• **EXCERPTED DATA**
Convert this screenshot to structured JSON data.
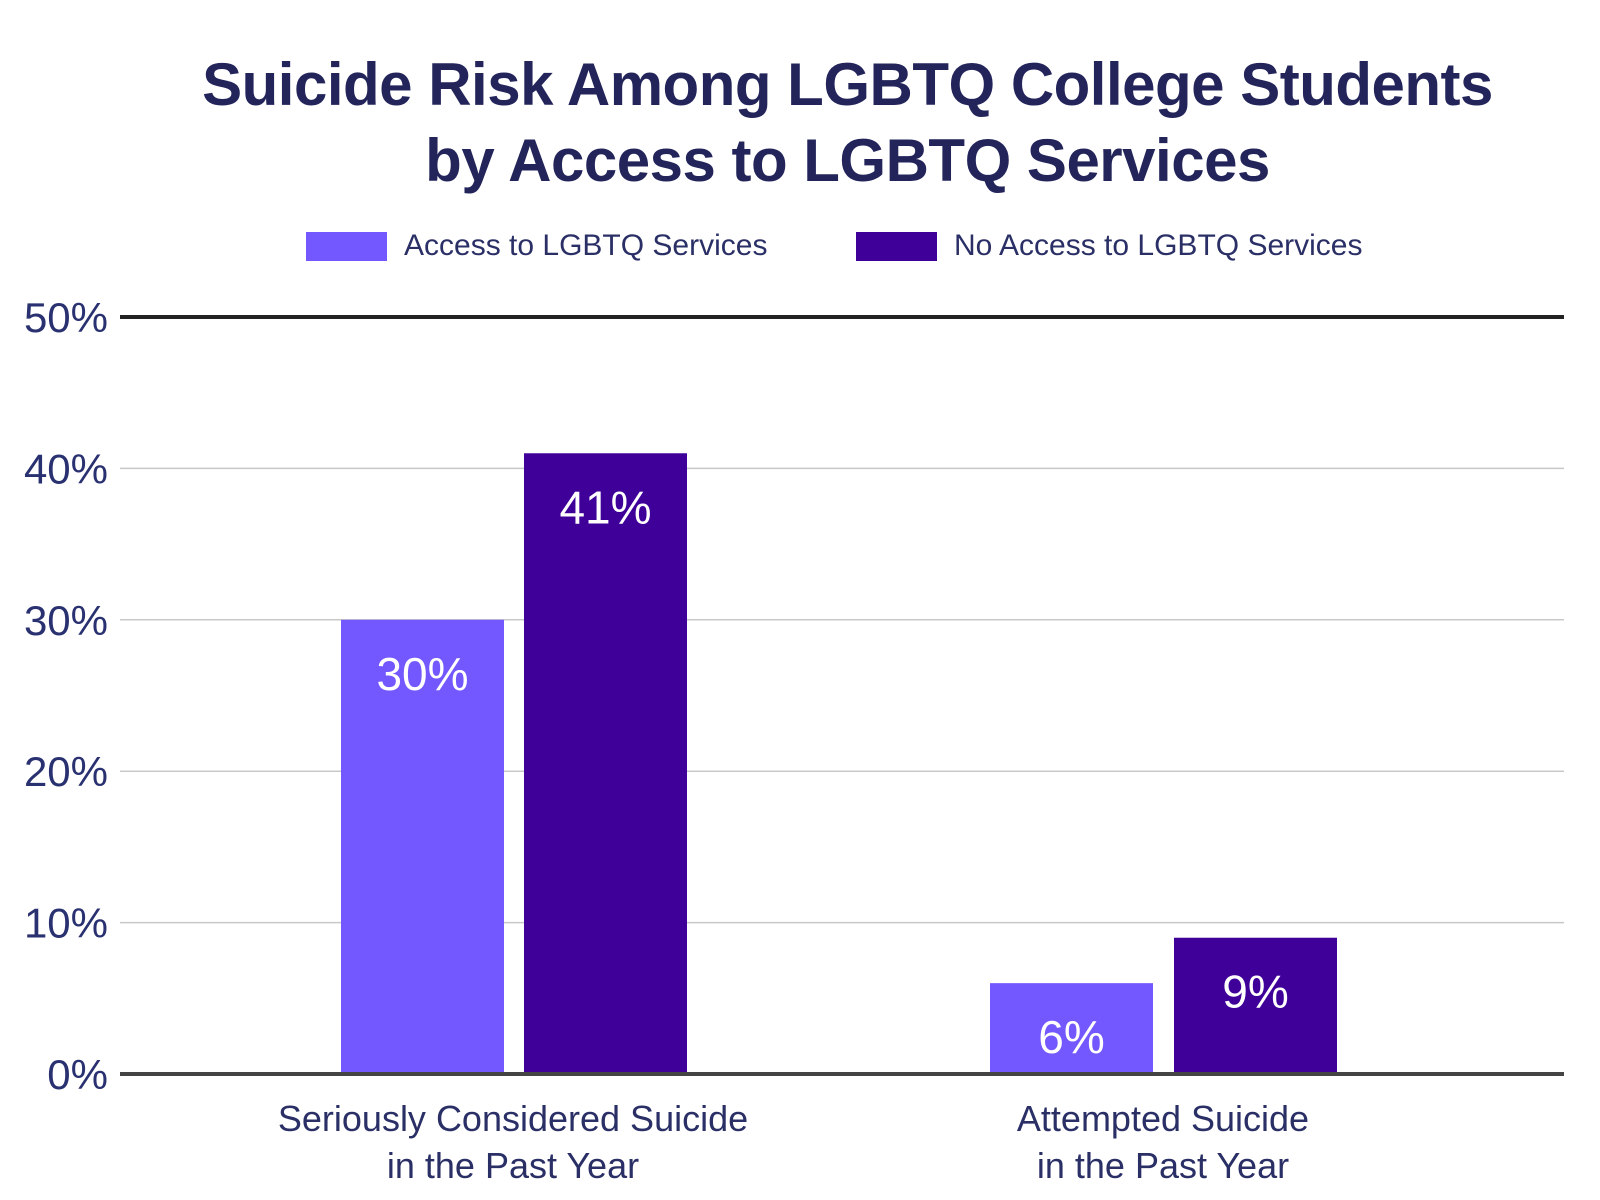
{
  "chart_data": {
    "type": "bar",
    "title": "Suicide Risk Among LGBTQ College Students by Access to LGBTQ Services",
    "title_lines": [
      "Suicide Risk Among LGBTQ College Students",
      "by Access to LGBTQ Services"
    ],
    "categories": [
      [
        "Seriously Considered Suicide",
        "in the Past Year"
      ],
      [
        "Attempted Suicide",
        "in the Past Year"
      ]
    ],
    "series": [
      {
        "name": "Access to LGBTQ Services",
        "color": "#7357ff",
        "values": [
          30,
          6
        ],
        "labels": [
          "30%",
          "6%"
        ]
      },
      {
        "name": "No Access to LGBTQ Services",
        "color": "#3f0099",
        "values": [
          41,
          9
        ],
        "labels": [
          "41%",
          "9%"
        ]
      }
    ],
    "ylim": [
      0,
      50
    ],
    "yticks": [
      0,
      10,
      20,
      30,
      40,
      50
    ],
    "ytick_labels": [
      "0%",
      "10%",
      "20%",
      "30%",
      "40%",
      "50%"
    ],
    "grid": true,
    "legend_position": "top"
  }
}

• **TASK TO CARRY OUT**
Skip the pictures, then retype every line above exactly.

• **PROBLEM SOLUTION**
Convert this screenshot to structured JSON data.
{
  "chart_data": {
    "type": "bar",
    "title": "Suicide Risk Among LGBTQ College Students by Access to LGBTQ Services",
    "title_lines": [
      "Suicide Risk Among LGBTQ College Students",
      "by Access to LGBTQ Services"
    ],
    "categories": [
      [
        "Seriously Considered Suicide",
        "in the Past Year"
      ],
      [
        "Attempted Suicide",
        "in the Past Year"
      ]
    ],
    "series": [
      {
        "name": "Access to LGBTQ Services",
        "color": "#7357ff",
        "values": [
          30,
          6
        ],
        "labels": [
          "30%",
          "6%"
        ]
      },
      {
        "name": "No Access to LGBTQ Services",
        "color": "#3f0099",
        "values": [
          41,
          9
        ],
        "labels": [
          "41%",
          "9%"
        ]
      }
    ],
    "ylim": [
      0,
      50
    ],
    "yticks": [
      0,
      10,
      20,
      30,
      40,
      50
    ],
    "ytick_labels": [
      "0%",
      "10%",
      "20%",
      "30%",
      "40%",
      "50%"
    ],
    "grid": true,
    "legend_position": "top"
  }
}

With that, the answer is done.